WHAT IS NEEDED: What is the number of lines containing "noch"? Give only that number.

STORED ROWS:
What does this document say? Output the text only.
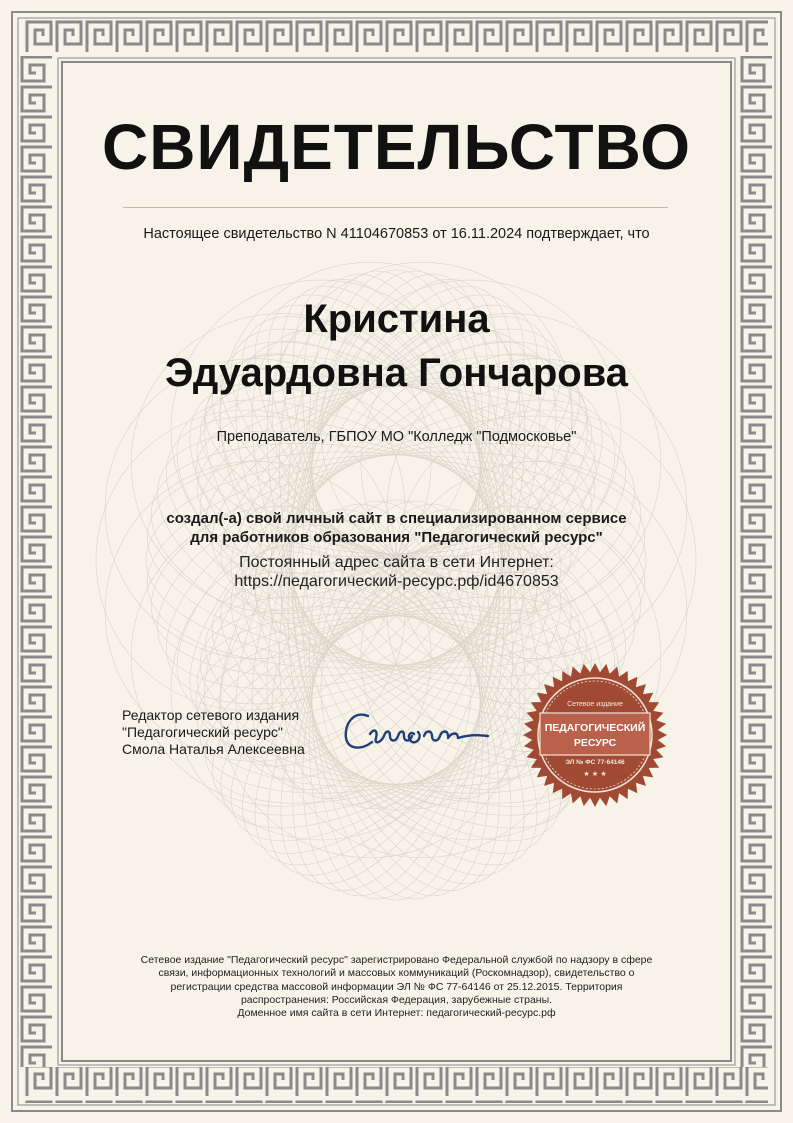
СВИДЕТЕЛЬСТВО
Настоящее свидетельство N 41104670853 от 16.11.2024 подтверждает, что
Кристина
Эдуардовна Гончарова
Преподаватель, ГБПОУ МО "Колледж "Подмосковье"
создал(-а) свой личный сайт в специализированном сервисе
для работников образования "Педагогический ресурс"
Постоянный адрес сайта в сети Интернет:
https://педагогический-ресурс.рф/id4670853
Редактор сетевого издания
"Педагогический ресурс"
Смола Наталья Алексеевна
Сетевое издание
ПЕДАГОГИЧЕСКИЙ
РЕСУРС
ЭЛ № ФС 77-64146
★ ★ ★
Сетевое издание "Педагогический ресурс" зарегистрировано Федеральной службой по надзору в сфере
связи, информационных технологий и массовых коммуникаций (Роскомнадзор), свидетельство о
регистрации средства массовой информации ЭЛ № ФС 77-64146 от 25.12.2015. Территория
распространения: Российская Федерация, зарубежные страны.
Доменное имя сайта в сети Интернет: педагогический-ресурс.рф
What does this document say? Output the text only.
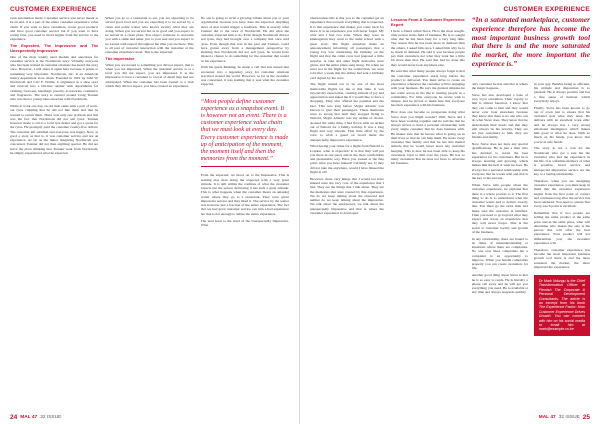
CUSTOMER EXPERIENCE

even automation made. Customer service was never meant to be an end, it is a part of the entire customer experience value chain. If you want to have customers, create good products and have good customer service but if you want to have raving fans, you need to move higher from the service to the experience.

The Expected, The Impressive and The Unexpectedly Impressive

One of the most widely used models and anecdotes for customer service is the Nordstrom story. Virtually everyone who has been trained in customer relations has heard the story once. However, I will share it again here because it points to something very important. Nordstrom, Inc. is an American luxury department store chain. Founded in 1901 by John W. Nordstrom and Carl F. Wallin, it originated as a shoe store and evolved into a full-line retailer with departments for clothing, footwear, handbags, jewelry, accessories, cosmetics, and fragrances. The story is centred around Craig Trenner who was then a young sales associate with Nordstrom.

While at work one day, an old man came with a pair of worn-out tyres claiming that he did not like them and that he wanted to return them. There was only one problem and that was the fact that Nordstrom did not sell tyres. Trenner however made a call to a local tyre dealer and got a quote for the tyres. He promptly paid the customer twenty-five dollars. The customer left satisfied and everyone was happy. Now, as good a story as that is, it was customer service and not an experience. As far as the minor misgiving Nordstrom was concerned, Trenner did not then anything special. He did not leave the place thinking that Trenner went from Nordstrom, he simply experienced what he expected.

When you go to a restaurant to eat, you are expecting to be served good food and you are expecting it to be served by a clean and polite waiter who knows exactly what they are doing. When you are served hot as in good and you expect to be served in a clean plate. You expect someone to welcome you with a smile and usher you to your seat and you expect to be treated with respect throughout the time you are there. This is all part of customer interaction with the customer at the customer experience level. This is the expected.

The Impressive

When you are treated to something you did not expect, that is when you are impressed. When the customer service is at a level you did not expect, you are impressed. It is the impressive to treat a customer to a level of detail they had not anticipated. When the customer has been treated to a visit which they did not expect, you have created an experience.

No one is going to write a glowing tribute about you or your organization because you have done the expected. Anything short of that would trigger a feedback. This is exactly what Trenner did to the store at Nordstrom. He did what the customer expected him to do. Even though Nordstrom did not sell tyres, they had brought over a company that once sold tyres. Even though that was in the past and Trenner, could have gotten away from a management perspective by insisting that Nordstrom did not sell tyres, he would have missed a chance to do something for the customer that would be his experience.

With his quick thinking, he made a call that has turned that encounter into a legendary story for customer relations practiced around the world. However, as far as the customer was concerned, it was nothing that it was what the customer expected.

“Most people define customer experience as a snapshot event. It is however not an event. There is a customer experience value chain that we must look at every day. Every customer experience is made up of anticipation of the moment, the moment itself and then the memories from the moment.”

From the expected, we move on to the Impressive. This is nothing else than doing the expected with a very great attitude. It is still within the confines of what the customer expects but the person delivering it has such a great attitude. This is what happens when the customer meets an amazing waiter where they go to a restaurant. They were given impressive service and they liked it. The service by the waiter was however just a fraction of the entire experience. The fact that we had great customer service can turn a bad experience but that is not enough to define the entire experience.

The next level is the level of the Unexpectedly Impressive. What

24 MAL 47 32 ISSUE
CUSTOMER EXPERIENCE

characterizes this is that you as the customer get an experience that exceeds everything that is expected. It is that experience that makes you come back for more. It is an experience you will never forget. My wife and I had two sons. When they were in kindergarten they went to the same school with a great story. The flight attendant made an announcement informing all passengers that a young boy was celebrating his birthday on the flight and that the cabin crew had prepared a little surprise. A cake and other flight delicacies were given, and the entire plane sang along. Yet when we were not in the flight for the celebration, we were told after a week that the airline had sent a birthday card signed by the crew.

The flight turned out to be one of the most memorable flights for me at that time. It was beyond my expectation, creating attitude of joy and appreciation and asked me if I would like to have a shopping. They also offered me pajamas and the best. This was long before Virgin Atlantic was known to give their passengers. These memories were so strong that until they stopped flying to Nairobi, Virgin Atlantic was my airline of choice. Around the same time, I had flown with an airline out of Nairobi for a family holiday. It was a long flight and very smooth. That little effort by the crew to wish a guest on board made the unexpectedly impressive experience.

What having your ticket for a flight from Nairobi to London, what is expected? It is that they will put you there in one piece and in the most comfortable and pleasurable way. Have you looked at the fine print, what you have missed? Certainly not. If they did not take me anywhere, would I have missed the flight at all?

However, those very things that I would not have missed were the very core of the experience that I had. They are the things that I talk about. They are the memories that were created by that experience. We do not keep talking about the expected and neither do we keep talking about the impressive. We talk about the unexpected, we talk about the unexpectedly impressive and that is where the customer experience is developed.

Lessons From A Customer Experience Expert

I have a friend called Steve. He is the most sought-after person in his field of business. He is so sought after that he has been busy for a very long time. The reason that he has been more in demand than the others, I asked him once. I asked him why he is so much in demand. He said it was because people pay their customers not what they want but a little bit more than that. He said that had he done this they would never look anywhere else.

He said that what many people always forget is that the customer experience starts long before the product is delivered. You must strive to create an experience whenever the customer will be engaging with your business. He says the greatest mistake he has come across in his life is treating people as a commodity. For him, everyone he works with is unique, and he strives to make sure that everyone has their experience with his business.

How does one become so prosperous doing what Steve does you might wonder? Well, Steve and I have been working together and he told me that he always strives to have a personal relationship with every single customer that he does business with. He makes sure that he knows what is going on in their lives so that he can help them. He treats every customer like family and that he has this mental attitude that he would never leave any customer hanging. This is how he has been able to keep his customers loyal to him over the years. He has so many customers that he does not have to advertise his business.

“In a saturated marketplace, customer experience therefore has become the most important business growth tool that there is and the more saturated the market, the more important the experience is.”

only customer he has and that is where the magic happens.

Steve has also developed a base of very loyal customers. Their loyalty to him is almost fanatical. I know that they can come to him and they would never ever look elsewhere because they know that there is no one who can do what Steve does. They know that he understands their needs and that they will always be his priority. They are not just customers to him, they are friends and family.

Now, Steve does not have any special qualifications. He is just a man who has decided to create the best experience for his customers. But he is always learning and growing, which makes him the best at what he does. He always has a personal relationship with everyone that he works with and that is the key to his success.

When Steve tells people about the customer experience, he explains that there is a whole process to it. The first thing to do is to understand what the customer wants and to deliver exactly that. You must go the extra mile and make sure the customer is satisfied. Then you need to go beyond what they expect and create an experience that they will never forget. That is the secret to customer loyalty and growth of the business.

In any relationship, there are bound to be times of misunderstanding or situations where there are complaints. No one ever likes complaints but a complaint is an opportunity to improve. When you handle complaints properly you can create customers for life.

Another good thing about Steve is that he is so easy to reach. He is literally a phone call away and he will get you everything you need. He is available at any time and always responds quickly.

in your guy. Besides being so efficient, his attitude and disposition is so pleasant. He is always positive and has a fine sense of humour which everybody enjoys.

Finally, Steve has been known to go out of town just to ensure that his customer gets what they need. He delivers with an excellent work ethic and he always has a very strong emotional intelligence which makes him good at what he does. With so much on his hands, you know that you're in safe hands.

The story is not a win for the Nordstrom who got a sale but the customer who had the experience in his life. It is a lifetime memory of what is possible. Great service and unexpected impressive service are the key to a lasting relationship.

Therefore, when you are designing customer experience, you must keep in mind that the customer experience begins from the first point of contact and continues long after the service has been rendered. You need to ensure that every touch point is excellent.

Remember that if two people are selling the same product at the same price and in the same place, what will determine who makes the sale is the person that will offer the best experience. Your product will not differentiate you; the customer experience will.

Therefore, customer experience has become the most important business growth tool there is and the more saturated the market, the more important the experience.

Dr Mark Ndungu is the Chief Transformation Officer at Flemish The Corporate & Personal Development Consultants. The article is an excerpt from his book The Experience Factor: How Customer Experience Drives Growth. You can connect with him on his social media or email him at mark@example.co.ke
MAL 47 32 ISSUE 25
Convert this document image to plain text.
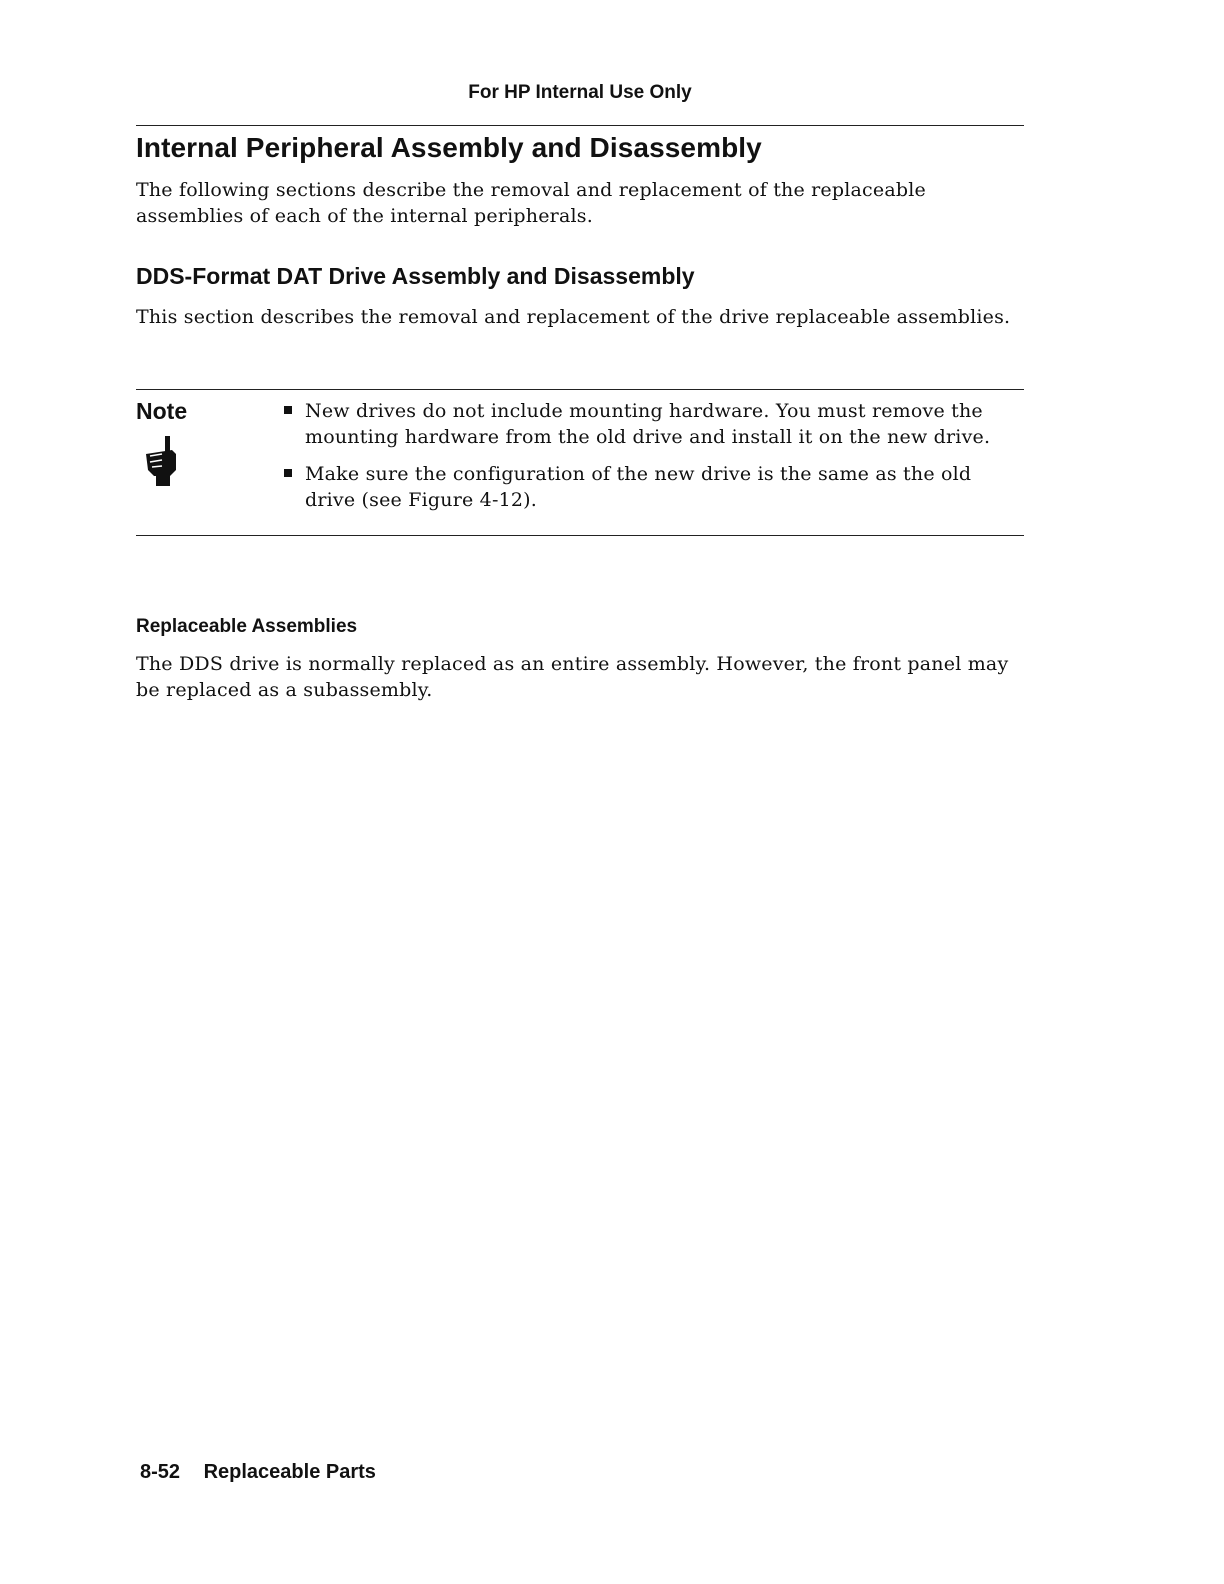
For HP Internal Use Only
Internal Peripheral Assembly and Disassembly

The following sections describe the removal and replacement of the replaceable assemblies of each of the internal peripherals.

DDS-Format DAT Drive Assembly and Disassembly

This section describes the removal and replacement of the drive replaceable assemblies.

Note	New drives do not include mounting hardware. You must remove the mounting hardware from the old drive and install it on the new drive.
Make sure the configuration of the new drive is the same as the old drive (see Figure 4-12).
Replaceable Assemblies

The DDS drive is normally replaced as an entire assembly. However, the front panel may be replaced as a subassembly.

8-52 Replaceable Parts
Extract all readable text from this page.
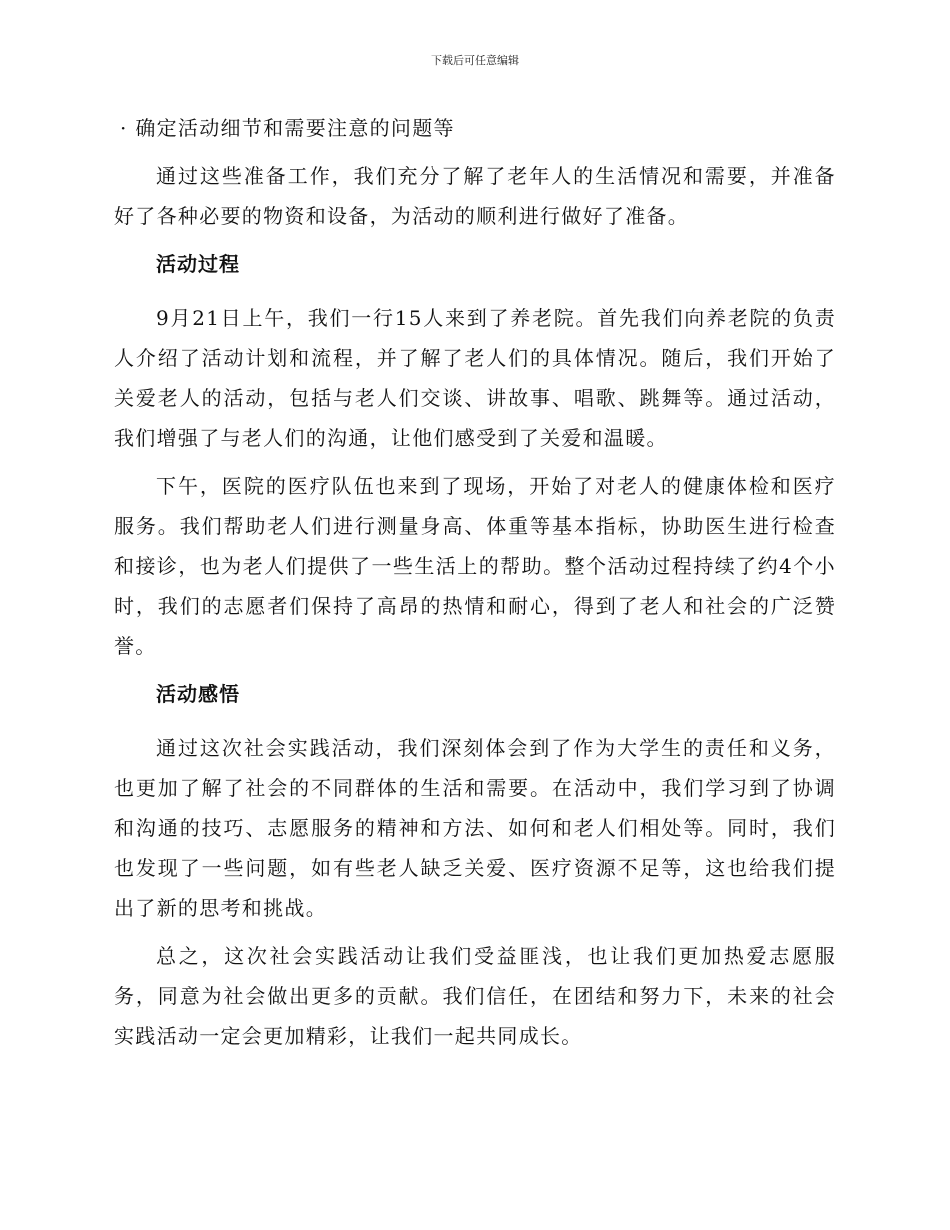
下载后可任意编辑

· 确定活动细节和需要注意的问题等

通过这些准备工作，我们充分了解了老年人的生活情况和需要，并准备好了各种必要的物资和设备，为活动的顺利进行做好了准备。

活动过程

9月21日上午，我们一行15人来到了养老院。首先我们向养老院的负责人介绍了活动计划和流程，并了解了老人们的具体情况。随后，我们开始了关爱老人的活动，包括与老人们交谈、讲故事、唱歌、跳舞等。通过活动，我们增强了与老人们的沟通，让他们感受到了关爱和温暖。

下午，医院的医疗队伍也来到了现场，开始了对老人的健康体检和医疗服务。我们帮助老人们进行测量身高、体重等基本指标，协助医生进行检查和接诊，也为老人们提供了一些生活上的帮助。整个活动过程持续了约4个小时，我们的志愿者们保持了高昂的热情和耐心，得到了老人和社会的广泛赞誉。

活动感悟

通过这次社会实践活动，我们深刻体会到了作为大学生的责任和义务，也更加了解了社会的不同群体的生活和需要。在活动中，我们学习到了协调和沟通的技巧、志愿服务的精神和方法、如何和老人们相处等。同时，我们也发现了一些问题，如有些老人缺乏关爱、医疗资源不足等，这也给我们提出了新的思考和挑战。

总之，这次社会实践活动让我们受益匪浅，也让我们更加热爱志愿服务，同意为社会做出更多的贡献。我们信任，在团结和努力下，未来的社会实践活动一定会更加精彩，让我们一起共同成长。
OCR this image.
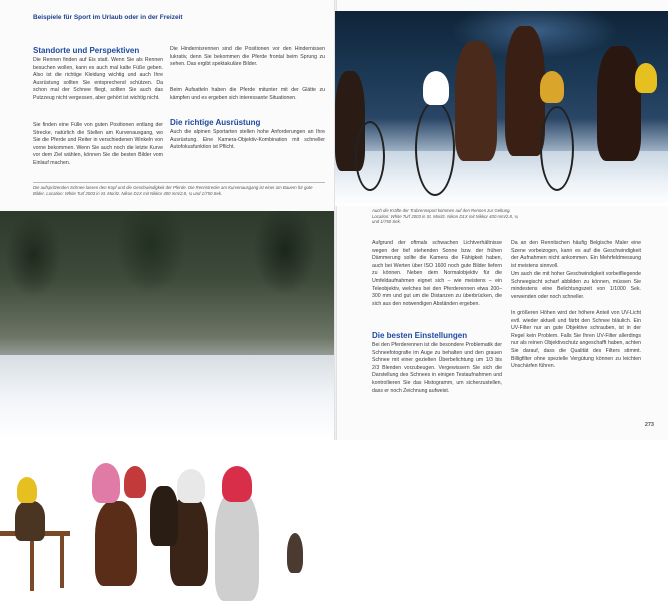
Beispiele für Sport im Urlaub oder in der Freizeit
Standorte und Perspektiven
Die Rennen finden auf Eis statt. Wenn Sie als Rennen besuchen wollen, kann es auch mal kalte Füße geben. Also ist die richtige Kleidung wichtig und auch Ihre Ausrüstung sollten Sie entsprechend schützen. Da schon mal der Schnee fliegt, sollten Sie auch das Putzzeug nicht vergessen, aber gehört ist wichtig nicht.
Sie finden eine Fülle von guten Positionen entlang der Strecke, natürlich die Stellen am Kurvenausgang, wo Sie die Pferde und Reiter in verschiedenen Winkeln von vorne bekommen. Wenn Sie auch noch die letzte Kurve vor dem Ziel wählen, können Sie die besten Bilder vom Einlauf machen.
Die Hindernisrennen sind die Positionen vor den Hindernissen lukrativ, denn Sie bekommen die Pferde frontal beim Sprung zu sehen. Das ergibt spektakuläre Bilder.
Beim Aufsatteln haben die Pferde mitunter mit der Glätte zu kämpfen und es ergeben sich interessante Situationen.
Die richtige Ausrüstung
Auch die alpinen Sportarten stellen hohe Anforderungen an Ihre Ausrüstung. Eine Kamera-Objektiv-Kombination mit schneller Autofokusfunktion ist Pflicht.
Die aufspritzenden Schnee lassen den Kopf und die Geschwindigkeit der Pferde. Die Rennstrecke am Kurvenausgang ist einer am Bauern für gute Bilder. Location: White Turf 2003 in St. Moritz. Nikon D1X mit Nikkor 400 mm/2.8, ¼ und 1/750 Sek.
Auch die Kräfte der Trabrennsport kommen auf den Rennen zur Geltung. Location: White Turf 2003 in St. Moritz. Nikon D1X mit Nikkor 400 mm/2.8, ¼ und 1/750 Sek.
Aufgrund der oftmals schwachen Lichtverhältnisse wegen der tief stehenden Sonne bzw. der frühen Dämmerung sollte die Kamera die Fähigkeit haben, auch bei Werten über ISO 1600 noch gute Bilder liefern zu können. Neben dem Normalobjektiv für die Umfeldaufnahmen eignet sich – wie meistens – ein Teleobjektiv, welches bei den Pferderennen etwa 200–300 mm und gut um die Distanzen zu überbrücken, die sich aus den notwendigen Abständen ergeben.
Die besten Einstellungen
Bei den Pferderennen ist die besondere Problematik der Schneefotografie im Auge zu behalten und den grauen Schnee mit einer gezielten Überbelichtung um 1/3 bis 2/3 Blenden vorzubeugen. Vergewissern Sie sich die Darstellung des Schnees in einigen Testaufnahmen und kontrollieren Sie das Histogramm, um sicherzustellen, dass er noch Zeichnung aufweist.
Da an den Renntischen häufig Belgische Maler eine Szene vorbeizogen, kann es auf die Geschwindigkeit der Aufnahmen nicht ankommen. Ein Mehrfeldmessung ist meistens sinnvoll.
Um auch die mit hoher Geschwindigkeit vorbeifliegende Schneegischt scharf abbilden zu können, müssen Sie mindestens eine Belichtungszeit von 1/1000 Sek. verwenden oder noch schneller.
In größeren Höhen wird der höhere Anteil von UV-Licht evtl. wieder aktuell und färbt den Schnee bläulich. Ein UV-Filter nur an gute Objektive schrauben, ist in der Regel kein Problem. Falls Sie Ihren UV-Filter allerdings nur als reinen Objektivschutz angeschafft haben, achten Sie darauf, dass die Qualität des Filters stimmt. Billigfilter ohne spezielle Vergütung können zu leichten Unschärfen führen.
273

OUTPUT OF THE EXERCISE: 4